Gather the lines below that include the string "trình", copying each in full.

--- Start ---

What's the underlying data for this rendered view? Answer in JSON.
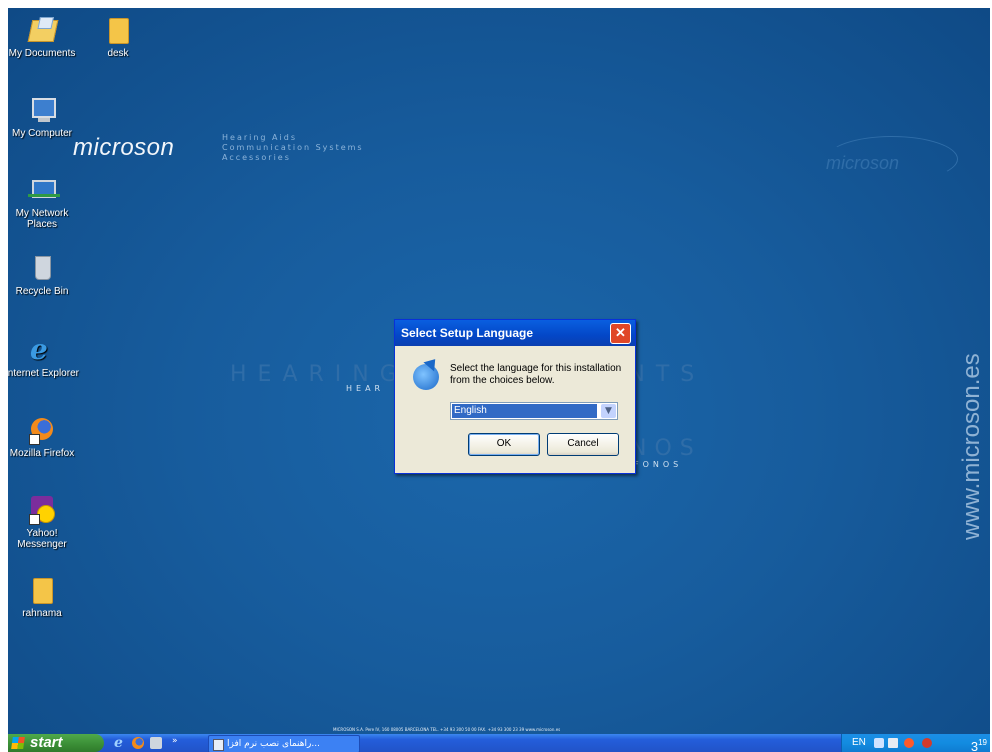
{
  "desktop": {
    "icons": [
      {
        "label": "My Documents"
      },
      {
        "label": "desk"
      },
      {
        "label": "My Computer"
      },
      {
        "label": "My Network Places"
      },
      {
        "label": "Recycle Bin"
      },
      {
        "label": "Internet Explorer"
      },
      {
        "label": "Mozilla Firefox"
      },
      {
        "label": "Yahoo! Messenger"
      },
      {
        "label": "rahnama"
      }
    ]
  },
  "wallpaper": {
    "logo": "microson",
    "tagline": [
      "Hearing Aids",
      "Communication Systems",
      "Accessories"
    ],
    "logo_right": "microson",
    "hearing_big": "HEARING INSTRUMENTS",
    "hearing_small": "HEAR",
    "fonos_big": "NOS",
    "fonos_small": "FONOS",
    "website": "www.microson.es",
    "footer": "MICROSON S.A. Pere IV, 160 08005 BARCELONA TEL. +34 93 300 50 00 FAX. +34 93 300 23 39 www.microson.es"
  },
  "dialog": {
    "title": "Select Setup Language",
    "message": "Select the language for this installation from the choices below.",
    "selected_language": "English",
    "ok_label": "OK",
    "cancel_label": "Cancel"
  },
  "taskbar": {
    "start_label": "start",
    "task_label": "راهنمای نصب نرم افزا...",
    "language": "EN",
    "clock": "3",
    "clock_minutes": "19"
  },
  "colors": {
    "desktop_bg": "#175c9d",
    "titlebar": "#0347c7",
    "start_button": "#3a8d35",
    "taskbar": "#245edb"
  }
}
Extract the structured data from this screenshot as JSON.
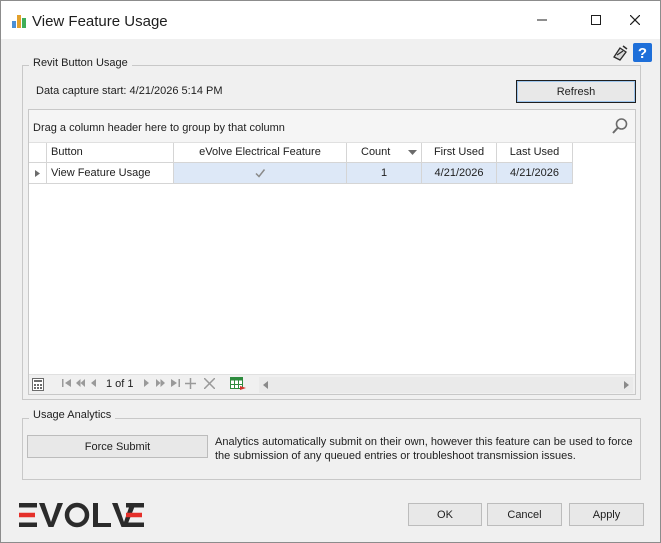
{
  "window": {
    "title": "View Feature Usage",
    "controls": [
      "minimize",
      "maximize",
      "close"
    ]
  },
  "header_icons": [
    "plugin-icon",
    "help-icon"
  ],
  "button_usage": {
    "group_title": "Revit Button Usage",
    "data_capture_label": "Data capture start: 4/21/2026 5:14 PM",
    "refresh_label": "Refresh"
  },
  "grid": {
    "group_panel_hint": "Drag a column header here to group by that column",
    "columns": [
      "Button",
      "eVolve Electrical Feature",
      "Count",
      "First Used",
      "Last Used"
    ],
    "sorted_column": "Count",
    "rows": [
      {
        "button": "View Feature Usage",
        "electrical_feature": true,
        "count": "1",
        "first_used": "4/21/2026",
        "last_used": "4/21/2026"
      }
    ],
    "navigator": {
      "page_text": "1 of 1"
    }
  },
  "analytics": {
    "group_title": "Usage Analytics",
    "force_submit_label": "Force Submit",
    "description": "Analytics automatically submit on their own, however this feature can be used to force the submission of any queued entries or troubleshoot transmission issues."
  },
  "footer": {
    "logo_text": "EVOLVE",
    "ok_label": "OK",
    "cancel_label": "Cancel",
    "apply_label": "Apply"
  },
  "colors": {
    "selection": "#dde8f7",
    "help_blue": "#1e6fd9",
    "logo_dark": "#2b2b2b",
    "logo_red": "#e5302a"
  }
}
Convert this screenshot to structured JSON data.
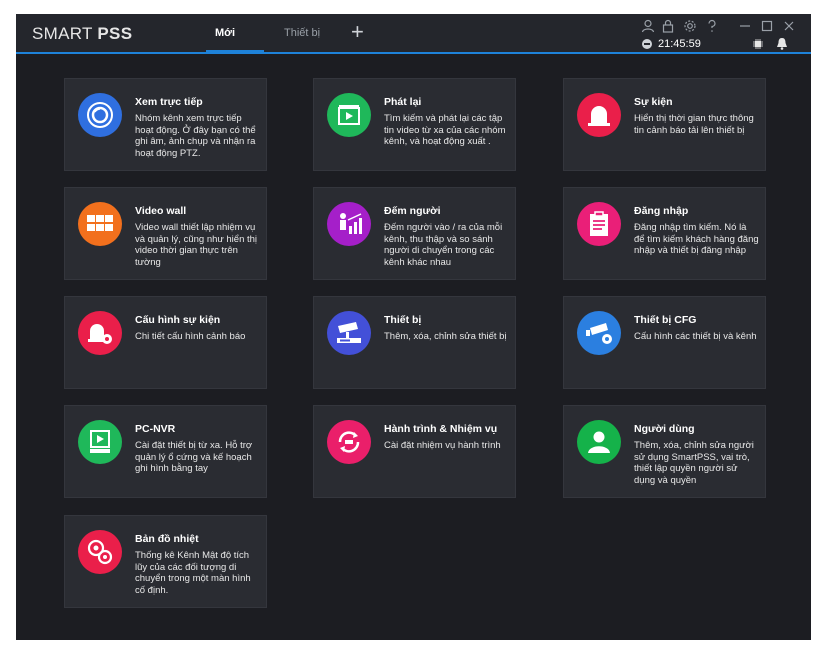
{
  "app": {
    "brand_light": "SMART ",
    "brand_bold": "PSS",
    "tabs": [
      {
        "label": "Mới",
        "active": true
      },
      {
        "label": "Thiết bị",
        "active": false
      }
    ],
    "add_tab": "+",
    "time": "21:45:59"
  },
  "colors": {
    "accent": "#1e82d9",
    "card_bg": "#2a2c32",
    "window_bg": "#1c1d22"
  },
  "cards": [
    {
      "title": "Xem trực tiếp",
      "desc": "Nhóm kênh xem trực tiếp hoạt động. Ở đây bạn có thể ghi âm, ảnh chụp và nhận ra hoạt động PTZ.",
      "icon": "live-view-icon",
      "color": "#2f6fe0"
    },
    {
      "title": "Phát lại",
      "desc": "Tìm kiếm và phát lại các tập tin video từ xa của các nhóm kênh, và hoạt động xuất .",
      "icon": "playback-icon",
      "color": "#1fb85a"
    },
    {
      "title": "Sự kiện",
      "desc": "Hiển thị thời gian thực thông tin cảnh báo tải lên thiết bị",
      "icon": "alarm-icon",
      "color": "#ea1f4a"
    },
    {
      "title": "Video wall",
      "desc": "Video wall thiết lập nhiệm vụ và quản lý, cũng như hiển thị video thời gian thực trên tường",
      "icon": "video-wall-icon",
      "color": "#f2701d"
    },
    {
      "title": "Đếm người",
      "desc": "Đếm người vào / ra của mỗi kênh, thu thập và so sánh người di chuyển trong các kênh khác nhau",
      "icon": "people-count-icon",
      "color": "#a51fc9"
    },
    {
      "title": "Đăng nhập",
      "desc": "Đăng nhập tìm kiếm. Nó là để tìm kiếm khách hàng đăng nhập và thiết bị đăng nhập",
      "icon": "clipboard-icon",
      "color": "#ea1f78"
    },
    {
      "title": "Cấu hình sự kiện",
      "desc": "Chi tiết cấu hình cảnh báo",
      "icon": "event-config-icon",
      "color": "#ea1f4a"
    },
    {
      "title": "Thiết bị",
      "desc": "Thêm, xóa, chỉnh sửa thiết bị",
      "icon": "device-icon",
      "color": "#4350d8"
    },
    {
      "title": "Thiết bị CFG",
      "desc": "Cấu hình các thiết bị và kênh",
      "icon": "device-cfg-icon",
      "color": "#2b7fe0"
    },
    {
      "title": "PC-NVR",
      "desc": "Cài đặt thiết bị từ xa. Hỗ trợ quản lý ổ cứng và kế hoạch ghi hình bằng tay",
      "icon": "pc-nvr-icon",
      "color": "#1fb85a"
    },
    {
      "title": "Hành trình & Nhiệm vụ",
      "desc": "Cài đặt nhiệm vụ hành trình",
      "icon": "tour-task-icon",
      "color": "#ea1f6a"
    },
    {
      "title": "Người dùng",
      "desc": "Thêm, xóa, chỉnh sửa người sử dụng SmartPSS, vai trò, thiết lập quyền người sử dụng và quyền",
      "icon": "user-icon",
      "color": "#15b24a"
    },
    {
      "title": "Bản đồ nhiệt",
      "desc": "Thống kê Kênh Mật độ tích lũy của các đối tượng di chuyển trong một màn hình cố định.",
      "icon": "heatmap-icon",
      "color": "#ea1f4a"
    }
  ]
}
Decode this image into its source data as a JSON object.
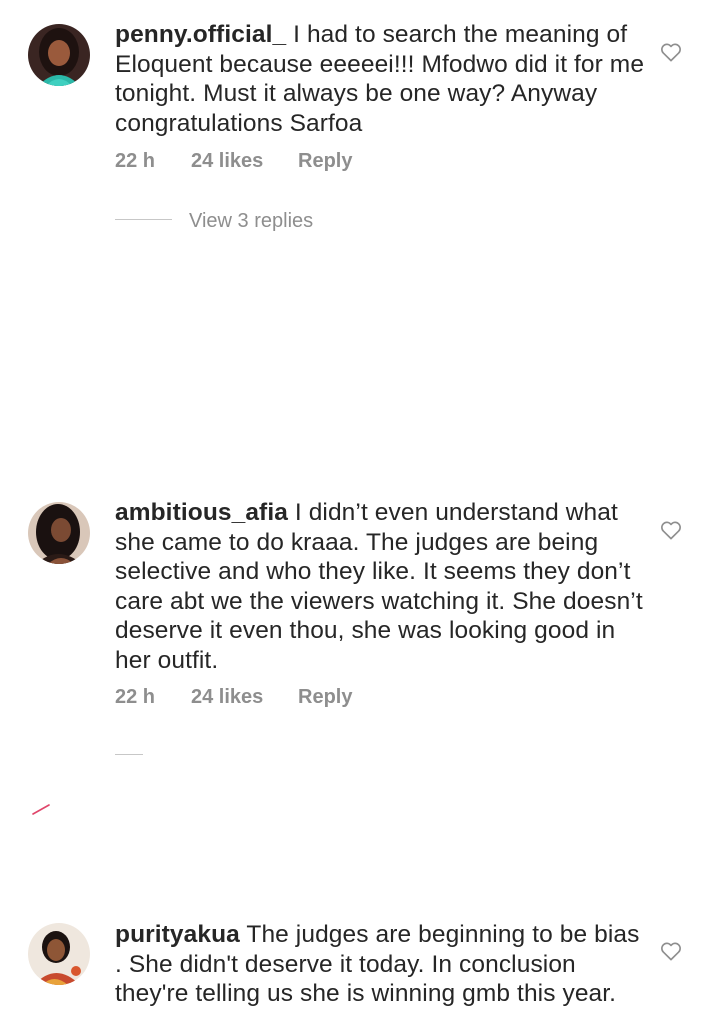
{
  "comments": [
    {
      "username": "penny.official_",
      "text": "I had to search the meaning of Eloquent because eeeeei!!! Mfodwo did it for me tonight. Must it always be one way? Anyway congratulations Sarfoa",
      "time": "22 h",
      "likes": "24 likes",
      "reply_label": "Reply",
      "view_replies": "View 3 replies",
      "avatar_icon": "profile-photo"
    },
    {
      "username": "ambitious_afia",
      "text": "I didn’t even understand what she came to do kraaa. The judges are being selective and who they like. It seems they don’t care abt we the viewers watching it. She doesn’t deserve it even thou, she was looking good in her outfit.",
      "time": "22 h",
      "likes": "24 likes",
      "reply_label": "Reply",
      "avatar_icon": "profile-photo"
    },
    {
      "username": "purityakua",
      "text": "The judges are beginning to be bias . She didn't deserve it today.  In conclusion they're telling us she is winning gmb this year.",
      "avatar_icon": "profile-photo"
    }
  ],
  "icons": {
    "like": "heart-outline-icon"
  },
  "colors": {
    "text": "#262626",
    "secondary": "#8e8e8e",
    "divider": "#c7c7c7"
  }
}
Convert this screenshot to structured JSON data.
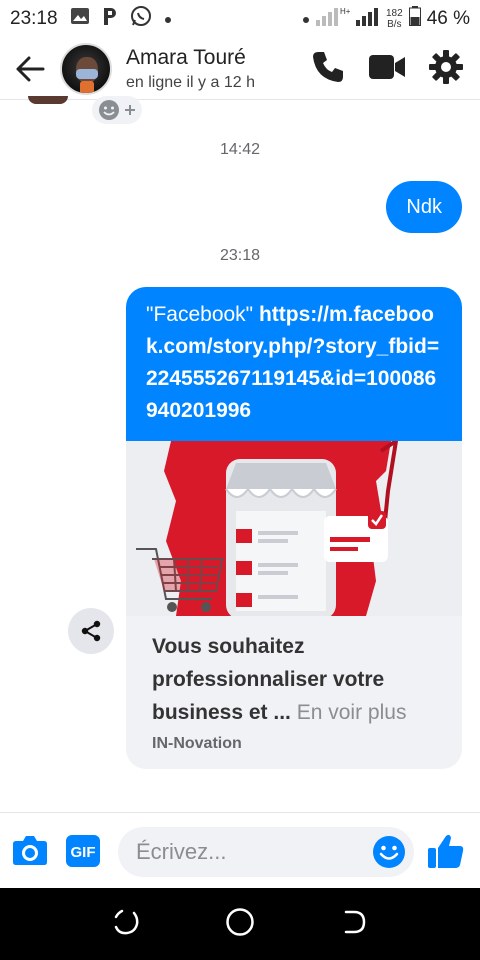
{
  "status_bar": {
    "time": "23:18",
    "data_speed_value": "182",
    "data_speed_unit": "B/s",
    "battery": "46 %"
  },
  "header": {
    "contact_name": "Amara Touré",
    "contact_status": "en ligne il y a 12 h"
  },
  "messages": {
    "timestamp_1": "14:42",
    "outgoing_1": "Ndk",
    "timestamp_2": "23:18",
    "link_quote": "\"Facebook\"",
    "link_url": "https://m.facebook.com/story.php/?story_fbid=224555267119145&id=100086940201996",
    "preview_title": "Vous souhaitez professionnaliser votre business et ...",
    "preview_more": "En voir plus",
    "preview_source": "IN-Novation"
  },
  "composer": {
    "placeholder": "Écrivez..."
  },
  "colors": {
    "messenger_blue": "#0084ff",
    "bubble_bg": "#f0f2f5"
  },
  "icons": {
    "back": "arrow-left",
    "call": "phone",
    "video": "video-camera",
    "settings": "gear",
    "camera": "camera",
    "gif": "gif",
    "emoji": "smiley",
    "like": "thumbs-up",
    "share": "share"
  }
}
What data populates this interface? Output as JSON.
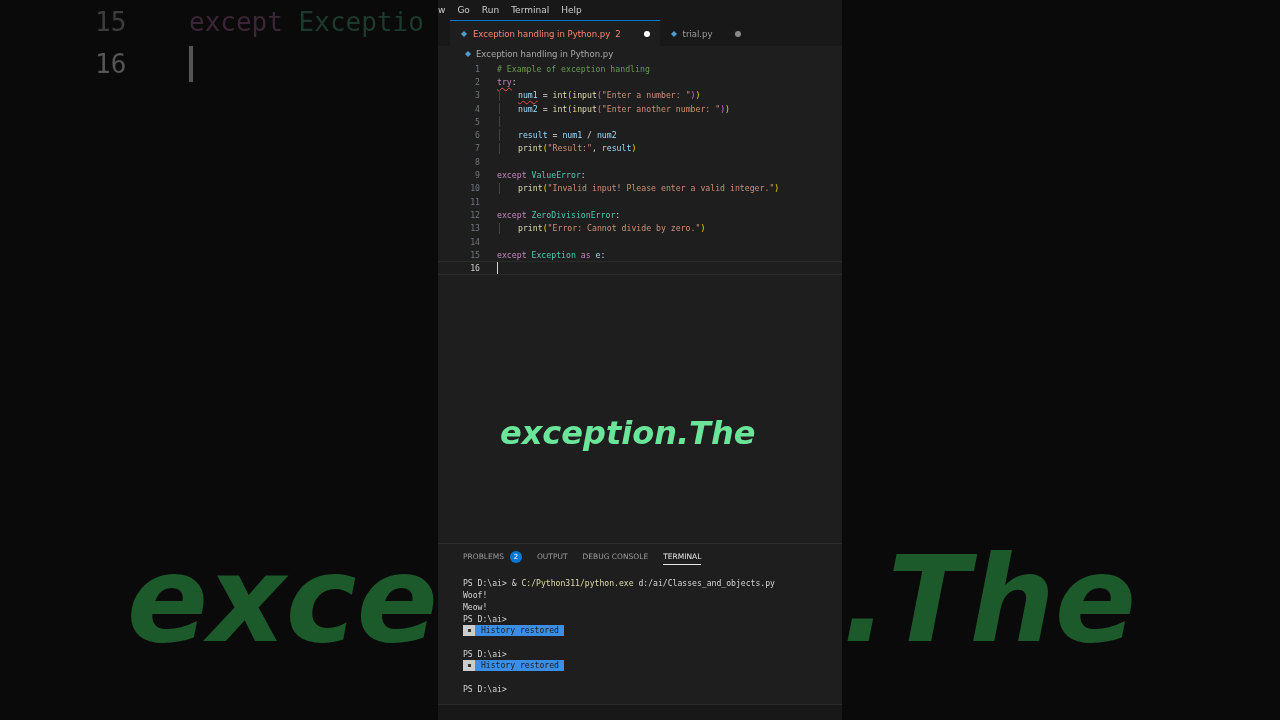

--- End ---

▶ ANSWER:
      "title": "Hành trình & Nhiệm vụ",
      "desc": "Cài đặt nhiệm vụ hành trình",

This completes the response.